__WHAT TO PRODUCE__. Continue the meerkat fact sheet after its last sentence.

__SOURCE TEXT__.
-------

Distribution: The vast majority of wild meerkats live in the Kalahari Desert; this desert is spread across South Africa, Namibia, Angola, Botswana and Zimbabwe.
Habitat: Mainly open arid savannah.
Food: A wide diversity of prey is taken, from small mammals and reptiles, to crickets, spiders, worms, beetles, centipede and millipedes, tubers, roots, fruit, nuts and even scorpions.
Lives in complex but tightly-knit family groups, with the alpha female ruling the family
A group/family of meerkats is known as a gang, mob or clan. The family unit can comprise of 65 memebers!! But 20-40 being the norm.
advantages of living within a large family unit are numerous, the day to day survival in the harsh African environment is made a little a little easier as they are many more pairs of eyes to scan for danger, more individuals to help raise the alpha’s young as well as more members to help defend each ‘mobs’ territory.
They are a diurnal mammal, which is active from dawn till dusk but will often hideaway during the worst of the day’s heat in their burrows.

-------

__MATERIAL SUPPLIED__.
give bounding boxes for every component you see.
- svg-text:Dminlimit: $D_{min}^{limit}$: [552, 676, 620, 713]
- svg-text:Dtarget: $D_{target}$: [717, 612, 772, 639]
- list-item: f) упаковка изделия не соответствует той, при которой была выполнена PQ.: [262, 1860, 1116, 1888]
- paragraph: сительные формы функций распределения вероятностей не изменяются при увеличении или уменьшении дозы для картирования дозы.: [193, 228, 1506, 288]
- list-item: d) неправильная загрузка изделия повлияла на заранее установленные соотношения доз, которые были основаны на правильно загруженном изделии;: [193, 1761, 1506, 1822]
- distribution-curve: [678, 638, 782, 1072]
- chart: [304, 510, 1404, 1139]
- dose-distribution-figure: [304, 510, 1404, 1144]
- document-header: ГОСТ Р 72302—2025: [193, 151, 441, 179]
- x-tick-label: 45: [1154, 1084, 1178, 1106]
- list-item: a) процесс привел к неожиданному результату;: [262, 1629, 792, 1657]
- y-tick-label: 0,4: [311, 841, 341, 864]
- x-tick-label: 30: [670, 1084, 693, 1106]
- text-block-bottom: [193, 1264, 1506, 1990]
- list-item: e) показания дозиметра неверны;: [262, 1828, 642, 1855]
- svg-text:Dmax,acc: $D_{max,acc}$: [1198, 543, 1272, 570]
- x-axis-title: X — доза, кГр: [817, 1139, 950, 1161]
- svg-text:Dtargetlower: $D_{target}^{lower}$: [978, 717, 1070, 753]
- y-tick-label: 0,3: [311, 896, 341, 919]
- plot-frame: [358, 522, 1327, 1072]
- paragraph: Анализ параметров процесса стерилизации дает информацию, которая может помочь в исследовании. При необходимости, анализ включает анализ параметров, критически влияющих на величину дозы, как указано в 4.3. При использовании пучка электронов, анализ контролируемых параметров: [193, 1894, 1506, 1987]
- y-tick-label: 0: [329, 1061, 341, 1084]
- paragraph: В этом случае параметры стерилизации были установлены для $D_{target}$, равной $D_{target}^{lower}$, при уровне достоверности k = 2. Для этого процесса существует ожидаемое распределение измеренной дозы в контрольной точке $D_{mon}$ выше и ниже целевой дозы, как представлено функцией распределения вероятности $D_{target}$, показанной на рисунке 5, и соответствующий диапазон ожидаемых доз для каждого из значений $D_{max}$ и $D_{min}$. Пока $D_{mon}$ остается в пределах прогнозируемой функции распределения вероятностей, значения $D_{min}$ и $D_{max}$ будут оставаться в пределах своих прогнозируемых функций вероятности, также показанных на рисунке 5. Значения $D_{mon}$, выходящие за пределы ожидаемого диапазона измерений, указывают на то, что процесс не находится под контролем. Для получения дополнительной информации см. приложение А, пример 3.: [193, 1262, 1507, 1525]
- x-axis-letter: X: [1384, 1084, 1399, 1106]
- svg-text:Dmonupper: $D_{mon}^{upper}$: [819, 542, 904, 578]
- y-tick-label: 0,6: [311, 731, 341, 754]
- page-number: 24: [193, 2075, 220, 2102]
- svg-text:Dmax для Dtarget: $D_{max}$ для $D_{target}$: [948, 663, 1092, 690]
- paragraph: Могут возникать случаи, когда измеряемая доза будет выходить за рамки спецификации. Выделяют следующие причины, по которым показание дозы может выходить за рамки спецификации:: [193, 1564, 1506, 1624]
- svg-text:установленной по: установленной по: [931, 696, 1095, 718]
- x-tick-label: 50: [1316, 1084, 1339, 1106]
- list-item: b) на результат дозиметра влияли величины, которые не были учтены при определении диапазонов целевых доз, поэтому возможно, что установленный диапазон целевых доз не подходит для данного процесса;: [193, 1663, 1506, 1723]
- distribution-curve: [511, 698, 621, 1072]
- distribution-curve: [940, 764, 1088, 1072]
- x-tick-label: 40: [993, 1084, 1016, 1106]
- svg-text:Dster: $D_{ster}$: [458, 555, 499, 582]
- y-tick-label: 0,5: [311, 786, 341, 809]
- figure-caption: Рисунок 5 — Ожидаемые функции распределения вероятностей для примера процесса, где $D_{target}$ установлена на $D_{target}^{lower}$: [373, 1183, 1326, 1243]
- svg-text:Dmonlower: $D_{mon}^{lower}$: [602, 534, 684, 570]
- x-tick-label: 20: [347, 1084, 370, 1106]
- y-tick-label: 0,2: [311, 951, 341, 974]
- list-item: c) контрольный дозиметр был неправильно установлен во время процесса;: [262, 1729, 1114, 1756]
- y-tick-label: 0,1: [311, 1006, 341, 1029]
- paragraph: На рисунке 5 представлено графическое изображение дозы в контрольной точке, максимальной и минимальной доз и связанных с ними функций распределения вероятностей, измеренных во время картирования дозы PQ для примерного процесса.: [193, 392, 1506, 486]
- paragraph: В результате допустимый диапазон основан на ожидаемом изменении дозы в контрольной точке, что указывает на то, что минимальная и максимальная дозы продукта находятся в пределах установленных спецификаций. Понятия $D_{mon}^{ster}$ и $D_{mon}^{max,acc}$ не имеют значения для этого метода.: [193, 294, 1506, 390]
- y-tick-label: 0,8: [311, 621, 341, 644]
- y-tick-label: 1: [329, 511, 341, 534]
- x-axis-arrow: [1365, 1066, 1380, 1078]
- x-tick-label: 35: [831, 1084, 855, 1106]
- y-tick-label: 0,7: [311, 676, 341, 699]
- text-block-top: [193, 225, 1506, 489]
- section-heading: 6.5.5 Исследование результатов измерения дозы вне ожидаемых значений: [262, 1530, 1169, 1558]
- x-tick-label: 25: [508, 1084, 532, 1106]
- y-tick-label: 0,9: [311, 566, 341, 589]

-------

__RESPONSE FOR THIS EXERCISE__.
The meerkats underground burrow system is extensive, featuring many different tunnels and chambers.
The family structure is both very complex and quite brutal to those members who step out of line. There have been recorded over 20 different sounds within the meerkats vocabulary, with each sound having a very specific meaning. Body language and smell also play a fundamental role that allows them to communicate effectively between each individual.
The dark eyes and dark bands around them help to protect their eyes and reflect the glare of the sun; it also allows the meerkats to look into the sun and spot approaching danger from many hawks, eagle and falcons that share the meerkats environment.
The gestation period is 70 days and the average number of young in a litter is 5-6.
The average life-span is 12-14 years.
In their native habitat nearly all their drinking water is taken from their diet, so in the wild (in the dry season) these amazing little mammals drink no water what’s-so-ever!!
You can often see meerkats sitting upright with their bellies directed towards the sun, the dark fur acts like a solar panel and helps to absorb the sunlight, UV and vitamin D for the health and wellbeing of the individual.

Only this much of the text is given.